The task. Make an exact copy of the lines below.

---- Material provided

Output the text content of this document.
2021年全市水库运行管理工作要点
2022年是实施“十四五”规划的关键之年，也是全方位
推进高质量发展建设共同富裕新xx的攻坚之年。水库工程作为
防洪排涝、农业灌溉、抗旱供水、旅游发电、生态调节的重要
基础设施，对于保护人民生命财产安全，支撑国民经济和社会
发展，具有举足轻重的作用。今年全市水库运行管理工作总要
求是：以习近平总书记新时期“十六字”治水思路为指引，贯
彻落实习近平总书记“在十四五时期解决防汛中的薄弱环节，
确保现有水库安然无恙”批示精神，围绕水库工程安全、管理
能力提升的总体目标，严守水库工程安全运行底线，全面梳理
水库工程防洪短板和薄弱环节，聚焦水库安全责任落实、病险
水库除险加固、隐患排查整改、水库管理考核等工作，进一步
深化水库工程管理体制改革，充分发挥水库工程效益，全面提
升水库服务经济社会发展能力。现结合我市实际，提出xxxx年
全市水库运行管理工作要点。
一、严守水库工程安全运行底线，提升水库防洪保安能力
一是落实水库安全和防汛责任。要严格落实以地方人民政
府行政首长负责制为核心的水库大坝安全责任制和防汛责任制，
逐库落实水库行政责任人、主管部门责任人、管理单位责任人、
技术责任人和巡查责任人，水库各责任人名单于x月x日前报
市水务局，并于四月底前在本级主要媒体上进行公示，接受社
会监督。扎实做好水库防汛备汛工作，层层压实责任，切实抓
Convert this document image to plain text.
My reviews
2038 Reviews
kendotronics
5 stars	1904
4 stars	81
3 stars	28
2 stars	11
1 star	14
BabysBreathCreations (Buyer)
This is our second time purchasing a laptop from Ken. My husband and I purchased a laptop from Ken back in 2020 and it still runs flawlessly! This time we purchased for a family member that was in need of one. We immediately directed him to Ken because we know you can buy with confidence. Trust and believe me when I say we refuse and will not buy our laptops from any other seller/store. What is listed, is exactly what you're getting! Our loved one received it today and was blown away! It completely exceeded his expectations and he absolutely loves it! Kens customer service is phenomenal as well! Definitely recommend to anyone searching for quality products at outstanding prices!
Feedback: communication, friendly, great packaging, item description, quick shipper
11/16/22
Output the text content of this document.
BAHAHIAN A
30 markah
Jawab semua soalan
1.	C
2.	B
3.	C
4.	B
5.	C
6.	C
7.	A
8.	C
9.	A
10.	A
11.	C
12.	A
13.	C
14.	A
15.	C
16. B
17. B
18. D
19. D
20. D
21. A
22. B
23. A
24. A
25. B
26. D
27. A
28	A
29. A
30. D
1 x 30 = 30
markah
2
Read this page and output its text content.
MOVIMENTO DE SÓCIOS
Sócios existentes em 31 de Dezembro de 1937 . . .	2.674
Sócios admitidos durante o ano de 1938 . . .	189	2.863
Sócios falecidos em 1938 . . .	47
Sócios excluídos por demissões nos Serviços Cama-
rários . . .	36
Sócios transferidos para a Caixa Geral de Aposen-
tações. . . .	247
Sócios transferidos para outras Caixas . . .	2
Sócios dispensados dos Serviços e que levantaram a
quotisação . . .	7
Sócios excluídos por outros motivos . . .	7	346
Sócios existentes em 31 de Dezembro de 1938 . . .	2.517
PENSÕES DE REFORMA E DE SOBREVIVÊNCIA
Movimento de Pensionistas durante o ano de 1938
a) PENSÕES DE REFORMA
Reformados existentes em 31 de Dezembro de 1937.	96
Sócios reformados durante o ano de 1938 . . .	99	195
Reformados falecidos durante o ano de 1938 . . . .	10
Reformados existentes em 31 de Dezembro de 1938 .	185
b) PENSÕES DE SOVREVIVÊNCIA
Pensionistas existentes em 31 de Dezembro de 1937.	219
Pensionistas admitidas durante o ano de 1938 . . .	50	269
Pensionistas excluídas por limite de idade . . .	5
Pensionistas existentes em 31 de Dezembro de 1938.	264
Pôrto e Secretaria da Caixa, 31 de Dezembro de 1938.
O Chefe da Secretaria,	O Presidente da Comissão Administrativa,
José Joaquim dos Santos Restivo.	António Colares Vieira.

--------

Answer to the task.
Output the text content of this document.
2021年全市水库运行管理工作要点
2022年是实施“十四五”规划的关键之年，也是全方位
推进高质量发展建设共同富裕新xx的攻坚之年。水库工程作为
防洪排涝、农业灌溉、抗旱供水、旅游发电、生态调节的重要
基础设施，对于保护人民生命财产安全，支撑国民经济和社会
发展，具有举足轻重的作用。今年全市水库运行管理工作总要
求是：以习近平总书记新时期“十六字”治水思路为指引，贯
彻落实习近平总书记“在十四五时期解决防汛中的薄弱环节，
确保现有水库安然无恙”批示精神，围绕水库工程安全、管理
能力提升的总体目标，严守水库工程安全运行底线，全面梳理
水库工程防洪短板和薄弱环节，聚焦水库安全责任落实、病险
水库除险加固、隐患排查整改、水库管理考核等工作，进一步
深化水库工程管理体制改革，充分发挥水库工程效益，全面提
升水库服务经济社会发展能力。现结合我市实际，提出xxxx年
全市水库运行管理工作要点。
一、严守水库工程安全运行底线，提升水库防洪保安能力
一是落实水库安全和防汛责任。要严格落实以地方人民政
府行政首长负责制为核心的水库大坝安全责任制和防汛责任制，
逐库落实水库行政责任人、主管部门责任人、管理单位责任人、
技术责任人和巡查责任人，水库各责任人名单于x月x日前报
市水务局，并于四月底前在本级主要媒体上进行公示，接受社
会监督。扎实做好水库防汛备汛工作，层层压实责任，切实抓
Convert this document image to plain text.
My reviews
2038 Reviews
kendotronics
5 stars	1904
4 stars	81
3 stars	28
2 stars	11
1 star	14
BabysBreathCreations (Buyer)
This is our second time purchasing a laptop from Ken. My husband and I purchased a laptop from Ken back in 2020 and it still runs flawlessly! This time we purchased for a family member that was in need of one. We immediately directed him to Ken because we know you can buy with confidence. Trust and believe me when I say we refuse and will not buy our laptops from any other seller/store. What is listed, is exactly what you're getting! Our loved one received it today and was blown away! It completely exceeded his expectations and he absolutely loves it! Kens customer service is phenomenal as well! Definitely recommend to anyone searching for quality products at outstanding prices!
Feedback: communication, friendly, great packaging, item description, quick shipper
11/16/22
Output the text content of this document.
BAHAHIAN A
30 markah
Jawab semua soalan
1.	C
2.	B
3.	C
4.	B
5.	C
6.	C
7.	A
8.	C
9.	A
10.	A
11.	C
12.	A
13.	C
14.	A
15.	C
16. B
17. B
18. D
19. D
20. D
21. A
22. B
23. A
24. A
25. B
26. D
27. A
28	A
29. A
30. D
1 x 30 = 30
markah
2
Read this page and output its text content.
MOVIMENTO DE SÓCIOS
Sócios existentes em 31 de Dezembro de 1937 . . .	2.674
Sócios admitidos durante o ano de 1938 . . .	189	2.863
Sócios falecidos em 1938 . . .	47
Sócios excluídos por demissões nos Serviços Cama-
rários . . .	36
Sócios transferidos para a Caixa Geral de Aposen-
tações. . . .	247
Sócios transferidos para outras Caixas . . .	2
Sócios dispensados dos Serviços e que levantaram a
quotisação . . .	7
Sócios excluídos por outros motivos . . .	7	346
Sócios existentes em 31 de Dezembro de 1938 . . .	2.517
PENSÕES DE REFORMA E DE SOBREVIVÊNCIA
Movimento de Pensionistas durante o ano de 1938
a) PENSÕES DE REFORMA
Reformados existentes em 31 de Dezembro de 1937.	96
Sócios reformados durante o ano de 1938 . . .	99	195
Reformados falecidos durante o ano de 1938 . . . .	10
Reformados existentes em 31 de Dezembro de 1938 .	185
b) PENSÕES DE SOVREVIVÊNCIA
Pensionistas existentes em 31 de Dezembro de 1937.	219
Pensionistas admitidas durante o ano de 1938 . . .	50	269
Pensionistas excluídas por limite de idade . . .	5
Pensionistas existentes em 31 de Dezembro de 1938.	264
Pôrto e Secretaria da Caixa, 31 de Dezembro de 1938.
O Chefe da Secretaria,	O Presidente da Comissão Administrativa,
José Joaquim dos Santos Restivo.	António Colares Vieira.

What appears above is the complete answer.